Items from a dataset
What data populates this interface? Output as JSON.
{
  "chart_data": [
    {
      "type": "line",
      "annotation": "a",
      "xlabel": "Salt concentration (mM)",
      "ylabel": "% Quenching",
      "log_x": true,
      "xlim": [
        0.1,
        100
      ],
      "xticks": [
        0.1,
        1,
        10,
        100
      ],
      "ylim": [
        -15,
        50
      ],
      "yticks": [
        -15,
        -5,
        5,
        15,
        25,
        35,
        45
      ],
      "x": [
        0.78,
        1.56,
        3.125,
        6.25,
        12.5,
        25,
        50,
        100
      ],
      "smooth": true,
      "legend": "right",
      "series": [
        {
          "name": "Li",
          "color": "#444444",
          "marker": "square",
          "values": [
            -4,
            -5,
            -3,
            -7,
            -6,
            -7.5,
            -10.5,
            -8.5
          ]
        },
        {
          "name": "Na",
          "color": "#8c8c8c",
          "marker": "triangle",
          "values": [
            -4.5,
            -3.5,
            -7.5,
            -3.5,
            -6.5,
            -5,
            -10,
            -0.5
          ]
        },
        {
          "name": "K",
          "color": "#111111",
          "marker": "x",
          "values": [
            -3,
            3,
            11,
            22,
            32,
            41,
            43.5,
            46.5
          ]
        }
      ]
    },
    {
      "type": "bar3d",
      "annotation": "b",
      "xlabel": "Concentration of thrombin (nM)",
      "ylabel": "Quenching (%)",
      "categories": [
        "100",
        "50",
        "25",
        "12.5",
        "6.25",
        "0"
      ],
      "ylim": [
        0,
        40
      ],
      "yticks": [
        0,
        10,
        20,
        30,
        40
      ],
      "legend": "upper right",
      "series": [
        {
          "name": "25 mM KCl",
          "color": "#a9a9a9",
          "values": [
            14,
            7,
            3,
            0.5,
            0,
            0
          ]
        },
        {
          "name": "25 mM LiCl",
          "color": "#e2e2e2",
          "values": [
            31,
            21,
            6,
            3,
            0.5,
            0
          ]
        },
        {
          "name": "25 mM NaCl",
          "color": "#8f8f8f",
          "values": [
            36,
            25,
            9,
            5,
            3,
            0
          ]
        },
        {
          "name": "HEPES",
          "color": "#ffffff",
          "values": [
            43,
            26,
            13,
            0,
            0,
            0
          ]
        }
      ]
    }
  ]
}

▶ _PROBLEM TO SOLVE_
Extract every entry above as it appears.

▶ _RESULT_
What data populates this interface? Output as JSON.
{
  "chart_data": [
    {
      "type": "line",
      "annotation": "a",
      "xlabel": "Salt concentration (mM)",
      "ylabel": "% Quenching",
      "log_x": true,
      "xlim": [
        0.1,
        100
      ],
      "xticks": [
        0.1,
        1,
        10,
        100
      ],
      "ylim": [
        -15,
        50
      ],
      "yticks": [
        -15,
        -5,
        5,
        15,
        25,
        35,
        45
      ],
      "x": [
        0.78,
        1.56,
        3.125,
        6.25,
        12.5,
        25,
        50,
        100
      ],
      "smooth": true,
      "legend": "right",
      "series": [
        {
          "name": "Li",
          "color": "#444444",
          "marker": "square",
          "values": [
            -4,
            -5,
            -3,
            -7,
            -6,
            -7.5,
            -10.5,
            -8.5
          ]
        },
        {
          "name": "Na",
          "color": "#8c8c8c",
          "marker": "triangle",
          "values": [
            -4.5,
            -3.5,
            -7.5,
            -3.5,
            -6.5,
            -5,
            -10,
            -0.5
          ]
        },
        {
          "name": "K",
          "color": "#111111",
          "marker": "x",
          "values": [
            -3,
            3,
            11,
            22,
            32,
            41,
            43.5,
            46.5
          ]
        }
      ]
    },
    {
      "type": "bar3d",
      "annotation": "b",
      "xlabel": "Concentration of thrombin (nM)",
      "ylabel": "Quenching (%)",
      "categories": [
        "100",
        "50",
        "25",
        "12.5",
        "6.25",
        "0"
      ],
      "ylim": [
        0,
        40
      ],
      "yticks": [
        0,
        10,
        20,
        30,
        40
      ],
      "legend": "upper right",
      "series": [
        {
          "name": "25 mM KCl",
          "color": "#a9a9a9",
          "values": [
            14,
            7,
            3,
            0.5,
            0,
            0
          ]
        },
        {
          "name": "25 mM LiCl",
          "color": "#e2e2e2",
          "values": [
            31,
            21,
            6,
            3,
            0.5,
            0
          ]
        },
        {
          "name": "25 mM NaCl",
          "color": "#8f8f8f",
          "values": [
            36,
            25,
            9,
            5,
            3,
            0
          ]
        },
        {
          "name": "HEPES",
          "color": "#ffffff",
          "values": [
            43,
            26,
            13,
            0,
            0,
            0
          ]
        }
      ]
    }
  ]
}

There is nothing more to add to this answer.